## Start
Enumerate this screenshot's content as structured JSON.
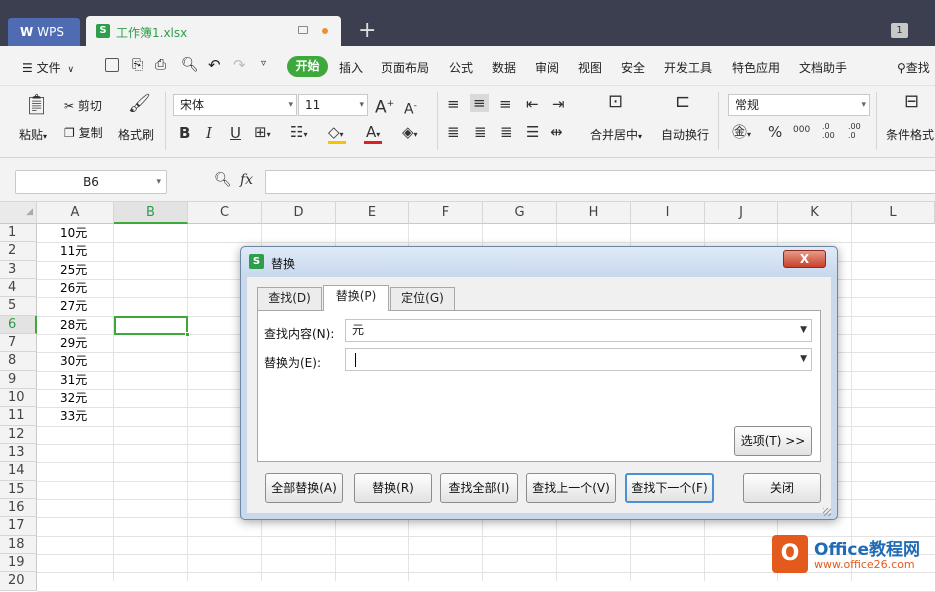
{
  "titlebar": {
    "app_tab": "WPS",
    "doc_tab": "工作簿1.xlsx",
    "new_tab": "+",
    "window_count": "1"
  },
  "menu": {
    "file": "文件",
    "items": [
      "开始",
      "插入",
      "页面布局",
      "公式",
      "数据",
      "审阅",
      "视图",
      "安全",
      "开发工具",
      "特色应用",
      "文档助手"
    ],
    "search": "查找"
  },
  "ribbon": {
    "paste": "粘贴",
    "cut": "剪切",
    "copy": "复制",
    "format_painter": "格式刷",
    "font_name": "宋体",
    "font_size": "11",
    "merge_center": "合并居中",
    "wrap_text": "自动换行",
    "number_format": "常规",
    "conditional_format": "条件格式",
    "bold": "B",
    "italic": "I",
    "underline": "U",
    "grow_font": "A",
    "shrink_font": "A",
    "percent": "%",
    "thousands": "000",
    "inc_decimal": ".0 .00",
    "dec_decimal": ".00 .0"
  },
  "formula_bar": {
    "name_box": "B6",
    "fx": "fx",
    "value": ""
  },
  "sheet": {
    "columns": [
      "A",
      "B",
      "C",
      "D",
      "E",
      "F",
      "G",
      "H",
      "I",
      "J",
      "K",
      "L"
    ],
    "selected_column": "B",
    "rows": [
      "1",
      "2",
      "3",
      "4",
      "5",
      "6",
      "7",
      "8",
      "9",
      "10",
      "11",
      "12",
      "13",
      "14",
      "15",
      "16",
      "17",
      "18",
      "19",
      "20"
    ],
    "selected_row": "6",
    "col_a_values": [
      "10元",
      "11元",
      "25元",
      "26元",
      "27元",
      "28元",
      "29元",
      "30元",
      "31元",
      "32元",
      "33元"
    ]
  },
  "dialog": {
    "title": "替换",
    "close": "X",
    "tabs": [
      "查找(D)",
      "替换(P)",
      "定位(G)"
    ],
    "active_tab": "替换(P)",
    "find_label": "查找内容(N):",
    "find_value": "元",
    "replace_label": "替换为(E):",
    "replace_value": "",
    "options_button": "选项(T) >>",
    "buttons": {
      "replace_all": "全部替换(A)",
      "replace": "替换(R)",
      "find_all": "查找全部(I)",
      "find_prev": "查找上一个(V)",
      "find_next": "查找下一个(F)",
      "close": "关闭"
    }
  },
  "watermark": {
    "brand": "Office教程网",
    "url": "www.office26.com"
  }
}
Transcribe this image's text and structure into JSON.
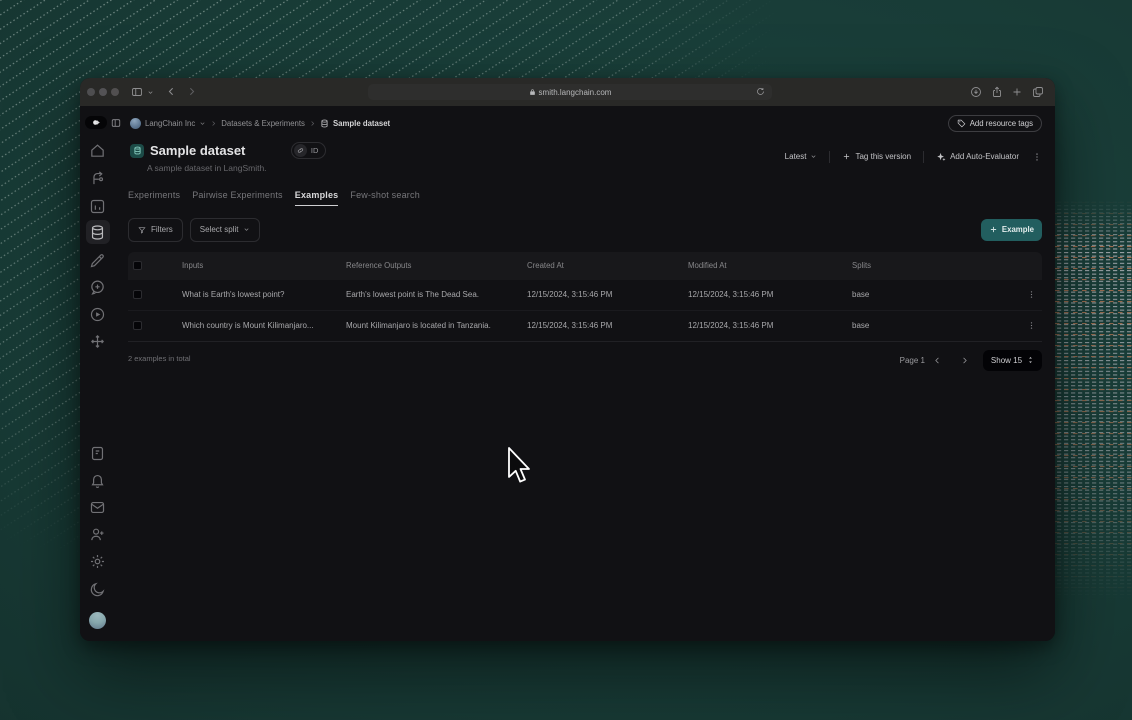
{
  "browser": {
    "url": "smith.langchain.com"
  },
  "breadcrumb": {
    "org": "LangChain Inc",
    "section": "Datasets & Experiments",
    "page": "Sample dataset"
  },
  "header": {
    "title": "Sample dataset",
    "subtitle": "A sample dataset in LangSmith.",
    "id_label": "ID",
    "add_resource_tags": "Add resource tags",
    "version_label": "Latest",
    "tag_version": "Tag this version",
    "add_auto_evaluator": "Add Auto-Evaluator"
  },
  "tabs": [
    {
      "label": "Experiments"
    },
    {
      "label": "Pairwise Experiments"
    },
    {
      "label": "Examples"
    },
    {
      "label": "Few-shot search"
    }
  ],
  "toolbar": {
    "filters": "Filters",
    "select_split": "Select split",
    "add_example": "Example"
  },
  "table": {
    "columns": [
      "Inputs",
      "Reference Outputs",
      "Created At",
      "Modified At",
      "Splits"
    ],
    "rows": [
      {
        "input": "What is Earth's lowest point?",
        "reference_output": "Earth's lowest point is The Dead Sea.",
        "created_at": "12/15/2024, 3:15:46 PM",
        "modified_at": "12/15/2024, 3:15:46 PM",
        "splits": "base"
      },
      {
        "input": "Which country is Mount Kilimanjaro...",
        "reference_output": "Mount Kilimanjaro is located in Tanzania.",
        "created_at": "12/15/2024, 3:15:46 PM",
        "modified_at": "12/15/2024, 3:15:46 PM",
        "splits": "base"
      }
    ]
  },
  "footer": {
    "total": "2 examples in total",
    "page": "Page 1",
    "show": "Show 15"
  },
  "sidebar": {
    "items": [
      "home",
      "projects",
      "monitoring",
      "datasets",
      "annotation-queues",
      "prompts",
      "playground",
      "deployments"
    ],
    "bottom_items": [
      "docs",
      "notifications",
      "mail",
      "invite-user",
      "settings",
      "theme-toggle",
      "user"
    ]
  },
  "colors": {
    "accent_teal": "#225e5f",
    "app_bg": "#111114",
    "chrome_bg": "#292927",
    "desktop_teal": "#183b36"
  }
}
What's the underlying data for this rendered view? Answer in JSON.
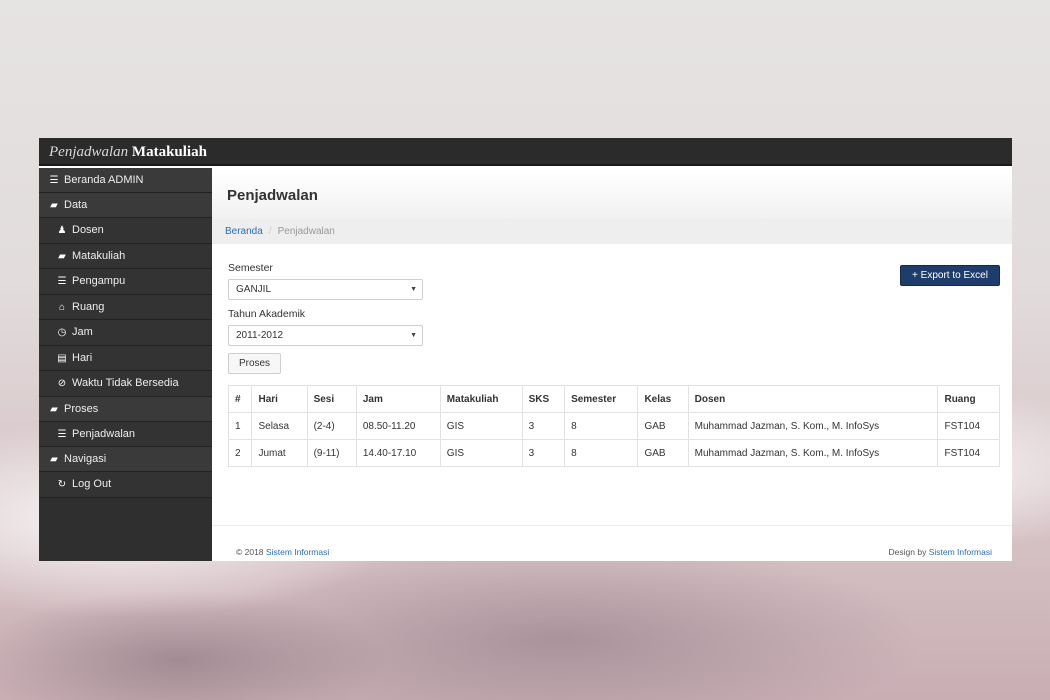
## End
TASK DIRECTIONS:
Find each line in the records holding the string "point" and show it.

SOLVED EXERCISE:
        "input": "What is Earth's lowest point?",
        "reference_output": "Earth's lowest point is The Dead Sea.",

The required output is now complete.